---------- Material shown

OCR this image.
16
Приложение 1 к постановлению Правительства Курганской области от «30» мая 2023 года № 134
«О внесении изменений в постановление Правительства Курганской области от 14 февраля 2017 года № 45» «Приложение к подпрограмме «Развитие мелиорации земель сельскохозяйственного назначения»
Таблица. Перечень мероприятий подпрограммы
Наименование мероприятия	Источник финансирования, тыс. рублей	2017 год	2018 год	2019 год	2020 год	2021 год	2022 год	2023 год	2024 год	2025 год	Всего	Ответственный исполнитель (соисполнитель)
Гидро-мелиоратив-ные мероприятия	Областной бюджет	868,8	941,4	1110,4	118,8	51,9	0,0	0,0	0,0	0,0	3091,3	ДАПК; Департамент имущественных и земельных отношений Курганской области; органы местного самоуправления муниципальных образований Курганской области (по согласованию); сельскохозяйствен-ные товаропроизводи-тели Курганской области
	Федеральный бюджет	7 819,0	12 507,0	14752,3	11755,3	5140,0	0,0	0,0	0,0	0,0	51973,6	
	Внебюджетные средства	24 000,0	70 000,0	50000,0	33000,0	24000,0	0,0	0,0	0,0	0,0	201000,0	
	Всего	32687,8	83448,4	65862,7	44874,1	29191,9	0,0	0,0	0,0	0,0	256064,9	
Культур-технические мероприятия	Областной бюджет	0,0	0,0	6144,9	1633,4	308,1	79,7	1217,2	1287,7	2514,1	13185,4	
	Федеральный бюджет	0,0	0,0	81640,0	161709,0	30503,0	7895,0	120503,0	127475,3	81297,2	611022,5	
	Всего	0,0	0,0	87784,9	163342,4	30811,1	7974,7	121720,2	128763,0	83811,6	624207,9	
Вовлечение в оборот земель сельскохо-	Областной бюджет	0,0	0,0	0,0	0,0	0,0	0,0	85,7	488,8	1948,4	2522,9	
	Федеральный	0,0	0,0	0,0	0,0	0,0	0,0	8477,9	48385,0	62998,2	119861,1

--------------------

Show every line of the records above that contains the word "мероприятия".

Наименование мероприятия	Источник финансирования, тыс. рублей	2017 год	2018 год	2019 год	2020 год	2021 год	2022 год	2023 год	2024 год	2025 год	Всего	Ответственный исполнитель (соисполнитель)
Гидро-мелиоратив-ные мероприятия	Областной бюджет	868,8	941,4	1110,4	118,8	51,9	0,0	0,0	0,0	0,0	3091,3	ДАПК; Департамент имущественных и земельных отношений Курганской области; органы местного самоуправления муниципальных образований Курганской области (по согласованию); сельскохозяйствен-ные товаропроизводи-тели Курганской области
Культур-технические мероприятия	Областной бюджет	0,0	0,0	6144,9	1633,4	308,1	79,7	1217,2	1287,7	2514,1	13185,4	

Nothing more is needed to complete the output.